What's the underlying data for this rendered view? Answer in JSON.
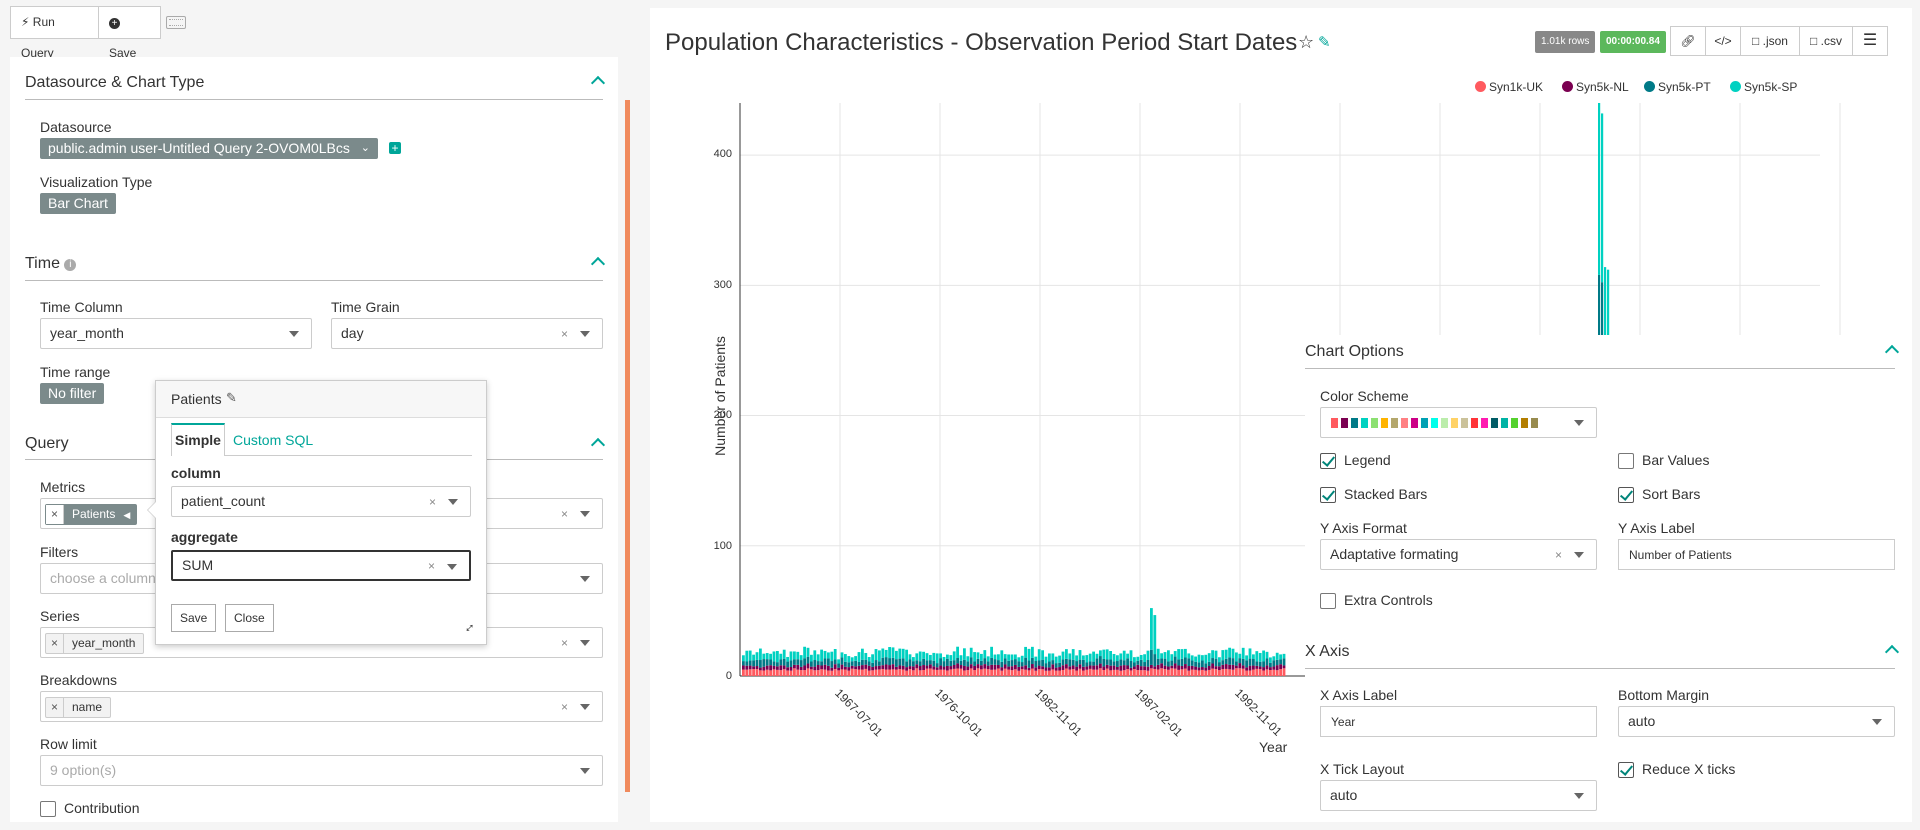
{
  "toolbar": {
    "run_query": "Run Query",
    "save": "Save"
  },
  "left": {
    "datasource_section": "Datasource & Chart Type",
    "datasource_label": "Datasource",
    "datasource_value": "public.admin user-Untitled Query 2-OVOM0LBcs",
    "viz_label": "Visualization Type",
    "viz_value": "Bar Chart",
    "time_section": "Time",
    "time_column_label": "Time Column",
    "time_column_value": "year_month",
    "time_grain_label": "Time Grain",
    "time_grain_value": "day",
    "time_range_label": "Time range",
    "time_range_value": "No filter",
    "query_section": "Query",
    "metrics_label": "Metrics",
    "metrics_chip": "Patients",
    "filters_label": "Filters",
    "filters_placeholder": "choose a column",
    "series_label": "Series",
    "series_chip": "year_month",
    "breakdowns_label": "Breakdowns",
    "breakdowns_chip": "name",
    "row_limit_label": "Row limit",
    "row_limit_placeholder": "9 option(s)",
    "contribution_label": "Contribution"
  },
  "popover": {
    "title": "Patients",
    "tab_simple": "Simple",
    "tab_custom_sql": "Custom SQL",
    "column_label": "column",
    "column_value": "patient_count",
    "aggregate_label": "aggregate",
    "aggregate_value": "SUM",
    "save": "Save",
    "close": "Close"
  },
  "header": {
    "title": "Population Characteristics - Observation Period Start Dates",
    "rows_badge": "1.01k rows",
    "time_badge": "00:00:00.84",
    "json_btn": ".json",
    "csv_btn": ".csv"
  },
  "colors": {
    "accent": "#00a699",
    "uk": "#ff5a5f",
    "nl": "#7b0051",
    "pt": "#007a87",
    "sp": "#00d1c1"
  },
  "chart_data": {
    "type": "bar",
    "stacked": true,
    "ylabel": "Number of Patients",
    "xlabel": "Year",
    "ylim": [
      0,
      440
    ],
    "yticks": [
      0,
      100,
      200,
      300,
      400
    ],
    "xticks": [
      "1967-07-01",
      "1976-10-01",
      "1982-11-01",
      "1987-02-01",
      "1992-11-01"
    ],
    "series": [
      {
        "name": "Syn1k-UK",
        "color": "#ff5a5f"
      },
      {
        "name": "Syn5k-NL",
        "color": "#7b0051"
      },
      {
        "name": "Syn5k-PT",
        "color": "#007a87"
      },
      {
        "name": "Syn5k-SP",
        "color": "#00d1c1"
      }
    ],
    "legend_position": "top-right",
    "grid": true
  },
  "options": {
    "chart_options_section": "Chart Options",
    "color_scheme_label": "Color Scheme",
    "palette": [
      "#ff5a5f",
      "#7b0051",
      "#007a87",
      "#00d1c1",
      "#8ce071",
      "#ffb400",
      "#b4a76c",
      "#ff8083",
      "#cc0086",
      "#00a1b3",
      "#00ffeb",
      "#bbedab",
      "#ffd266",
      "#cbc29a",
      "#ff3339",
      "#ff1ab1",
      "#005c66",
      "#00b3a5",
      "#55d12e",
      "#b37e00",
      "#988b4e"
    ],
    "legend_label": "Legend",
    "bar_values_label": "Bar Values",
    "stacked_bars_label": "Stacked Bars",
    "sort_bars_label": "Sort Bars",
    "y_axis_format_label": "Y Axis Format",
    "y_axis_format_value": "Adaptative formating",
    "y_axis_label_label": "Y Axis Label",
    "y_axis_label_value": "Number of Patients",
    "extra_controls_label": "Extra Controls",
    "x_axis_section": "X Axis",
    "x_axis_label_label": "X Axis Label",
    "x_axis_label_value": "Year",
    "bottom_margin_label": "Bottom Margin",
    "bottom_margin_value": "auto",
    "x_tick_layout_label": "X Tick Layout",
    "x_tick_layout_value": "auto",
    "reduce_x_ticks_label": "Reduce X ticks"
  }
}
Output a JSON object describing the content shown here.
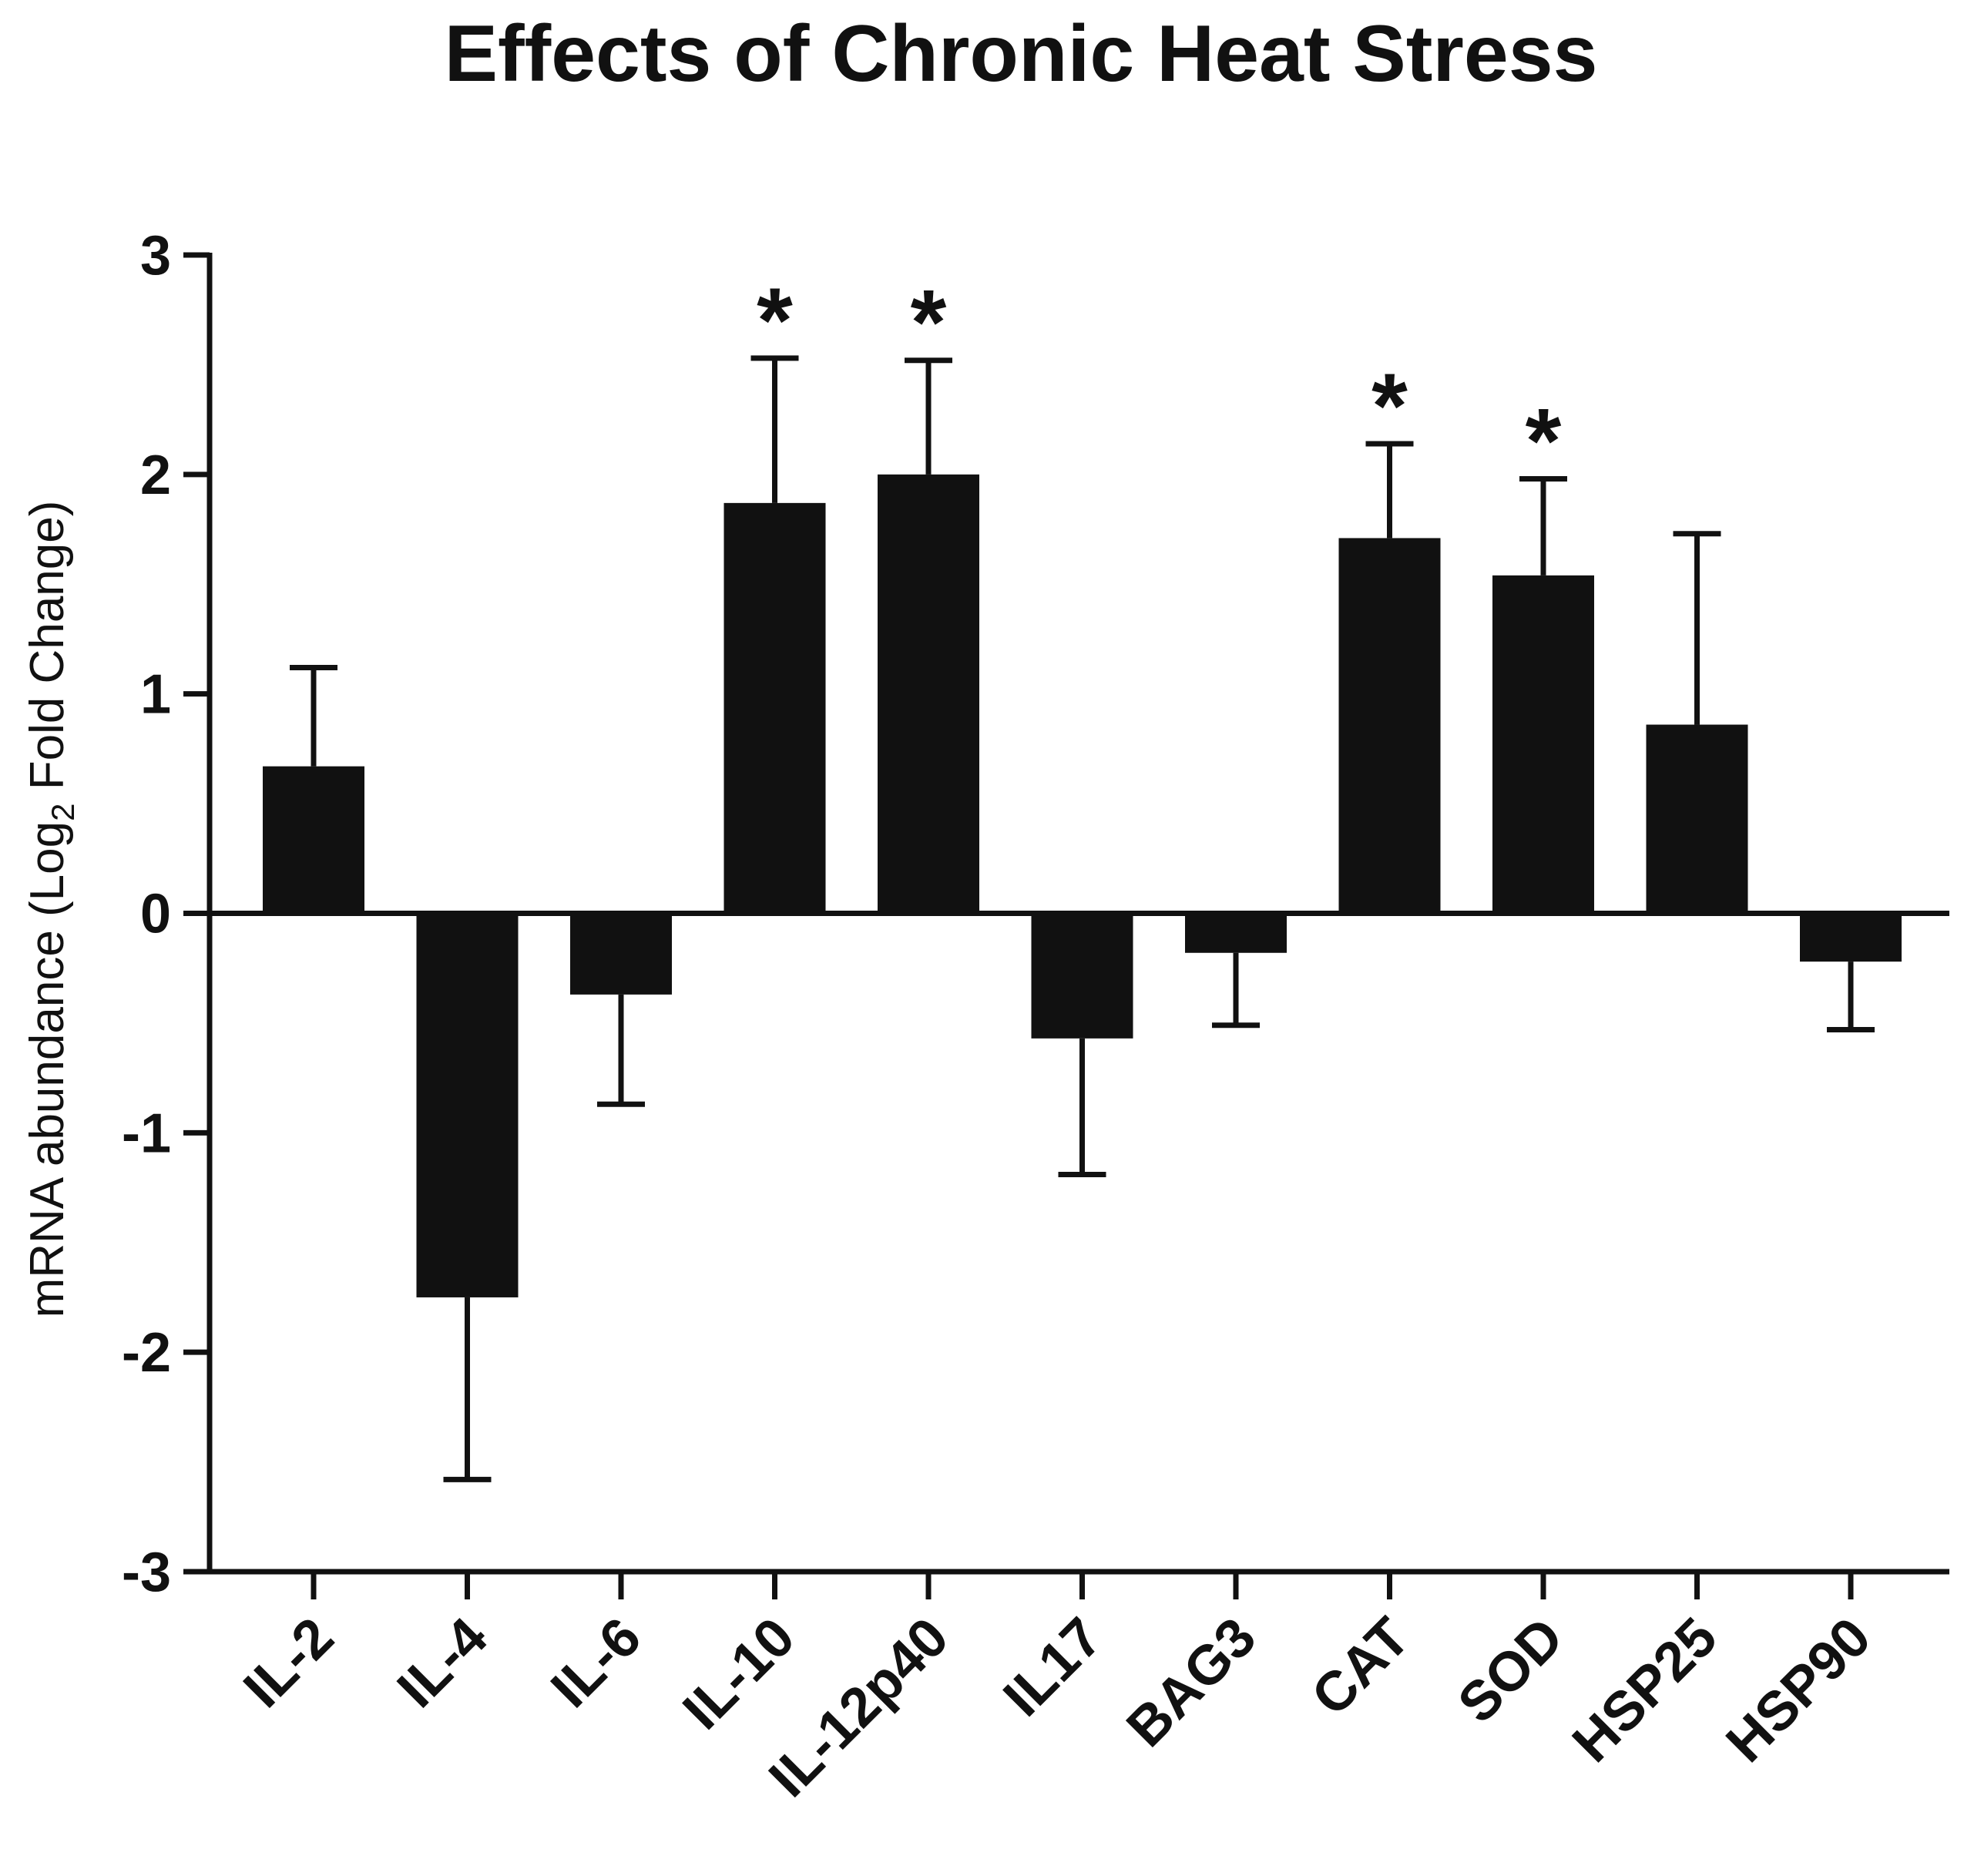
{
  "chart_data": {
    "type": "bar",
    "title": "Effects of Chronic Heat Stress",
    "ylabel_parts": [
      "mRNA abundance (Log",
      "2",
      " Fold Change)"
    ],
    "xlabel": "",
    "ylim": [
      -3,
      3
    ],
    "yticks": [
      "3",
      "2",
      "1",
      "0",
      "-1",
      "-2",
      "-3"
    ],
    "ytick_values": [
      3,
      2,
      1,
      0,
      -1,
      -2,
      -3
    ],
    "categories": [
      "IL-2",
      "IL-4",
      "IL-6",
      "IL-10",
      "IL-12p40",
      "IL17",
      "BAG3",
      "CAT",
      "SOD",
      "HSP25",
      "HSP90"
    ],
    "values": [
      0.67,
      -1.75,
      -0.37,
      1.87,
      2.0,
      -0.57,
      -0.18,
      1.71,
      1.54,
      0.86,
      -0.22
    ],
    "error_tips": [
      1.12,
      -2.58,
      -0.87,
      2.53,
      2.52,
      -1.19,
      -0.51,
      2.14,
      1.98,
      1.73,
      -0.53
    ],
    "significance_marker": "*",
    "significant": [
      false,
      false,
      false,
      true,
      true,
      false,
      false,
      true,
      true,
      false,
      false
    ],
    "bar_color": "#111111",
    "grid": false,
    "legend": "none"
  }
}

## Work to be completed
Retype the listing verbatim, minus every image.

## Answer
What's the underlying data for this rendered view? Answer in JSON.
{
  "toolbar": {
    "run_query": "Run Query",
    "save": "Save"
  },
  "left": {
    "datasource_section": "Datasource & Chart Type",
    "datasource_label": "Datasource",
    "datasource_value": "public.admin user-Untitled Query 2-OVOM0LBcs",
    "viz_label": "Visualization Type",
    "viz_value": "Bar Chart",
    "time_section": "Time",
    "time_column_label": "Time Column",
    "time_column_value": "year_month",
    "time_grain_label": "Time Grain",
    "time_grain_value": "day",
    "time_range_label": "Time range",
    "time_range_value": "No filter",
    "query_section": "Query",
    "metrics_label": "Metrics",
    "metrics_chip": "Patients",
    "filters_label": "Filters",
    "filters_placeholder": "choose a column",
    "series_label": "Series",
    "series_chip": "year_month",
    "breakdowns_label": "Breakdowns",
    "breakdowns_chip": "name",
    "row_limit_label": "Row limit",
    "row_limit_placeholder": "9 option(s)",
    "contribution_label": "Contribution"
  },
  "popover": {
    "title": "Patients",
    "tab_simple": "Simple",
    "tab_custom_sql": "Custom SQL",
    "column_label": "column",
    "column_value": "patient_count",
    "aggregate_label": "aggregate",
    "aggregate_value": "SUM",
    "save": "Save",
    "close": "Close"
  },
  "header": {
    "title": "Population Characteristics - Observation Period Start Dates",
    "rows_badge": "1.01k rows",
    "time_badge": "00:00:00.84",
    "json_btn": ".json",
    "csv_btn": ".csv"
  },
  "colors": {
    "accent": "#00a699",
    "uk": "#ff5a5f",
    "nl": "#7b0051",
    "pt": "#007a87",
    "sp": "#00d1c1"
  },
  "chart_data": {
    "type": "bar",
    "stacked": true,
    "ylabel": "Number of Patients",
    "xlabel": "Year",
    "ylim": [
      0,
      440
    ],
    "yticks": [
      0,
      100,
      200,
      300,
      400
    ],
    "xticks": [
      "1967-07-01",
      "1976-10-01",
      "1982-11-01",
      "1987-02-01",
      "1992-11-01"
    ],
    "series": [
      {
        "name": "Syn1k-UK",
        "color": "#ff5a5f"
      },
      {
        "name": "Syn5k-NL",
        "color": "#7b0051"
      },
      {
        "name": "Syn5k-PT",
        "color": "#007a87"
      },
      {
        "name": "Syn5k-SP",
        "color": "#00d1c1"
      }
    ],
    "legend_position": "top-right",
    "grid": true
  },
  "options": {
    "chart_options_section": "Chart Options",
    "color_scheme_label": "Color Scheme",
    "palette": [
      "#ff5a5f",
      "#7b0051",
      "#007a87",
      "#00d1c1",
      "#8ce071",
      "#ffb400",
      "#b4a76c",
      "#ff8083",
      "#cc0086",
      "#00a1b3",
      "#00ffeb",
      "#bbedab",
      "#ffd266",
      "#cbc29a",
      "#ff3339",
      "#ff1ab1",
      "#005c66",
      "#00b3a5",
      "#55d12e",
      "#b37e00",
      "#988b4e"
    ],
    "legend_label": "Legend",
    "bar_values_label": "Bar Values",
    "stacked_bars_label": "Stacked Bars",
    "sort_bars_label": "Sort Bars",
    "y_axis_format_label": "Y Axis Format",
    "y_axis_format_value": "Adaptative formating",
    "y_axis_label_label": "Y Axis Label",
    "y_axis_label_value": "Number of Patients",
    "extra_controls_label": "Extra Controls",
    "x_axis_section": "X Axis",
    "x_axis_label_label": "X Axis Label",
    "x_axis_label_value": "Year",
    "bottom_margin_label": "Bottom Margin",
    "bottom_margin_value": "auto",
    "x_tick_layout_label": "X Tick Layout",
    "x_tick_layout_value": "auto",
    "reduce_x_ticks_label": "Reduce X ticks"
  }
}
Output a JSON object describing the content shown here.
{
  "chart_data": {
    "type": "bar",
    "title": "Effects of Chronic Heat Stress",
    "ylabel_parts": [
      "mRNA abundance (Log",
      "2",
      " Fold Change)"
    ],
    "xlabel": "",
    "ylim": [
      -3,
      3
    ],
    "yticks": [
      "3",
      "2",
      "1",
      "0",
      "-1",
      "-2",
      "-3"
    ],
    "ytick_values": [
      3,
      2,
      1,
      0,
      -1,
      -2,
      -3
    ],
    "categories": [
      "IL-2",
      "IL-4",
      "IL-6",
      "IL-10",
      "IL-12p40",
      "IL17",
      "BAG3",
      "CAT",
      "SOD",
      "HSP25",
      "HSP90"
    ],
    "values": [
      0.67,
      -1.75,
      -0.37,
      1.87,
      2.0,
      -0.57,
      -0.18,
      1.71,
      1.54,
      0.86,
      -0.22
    ],
    "error_tips": [
      1.12,
      -2.58,
      -0.87,
      2.53,
      2.52,
      -1.19,
      -0.51,
      2.14,
      1.98,
      1.73,
      -0.53
    ],
    "significance_marker": "*",
    "significant": [
      false,
      false,
      false,
      true,
      true,
      false,
      false,
      true,
      true,
      false,
      false
    ],
    "bar_color": "#111111",
    "grid": false,
    "legend": "none"
  }
}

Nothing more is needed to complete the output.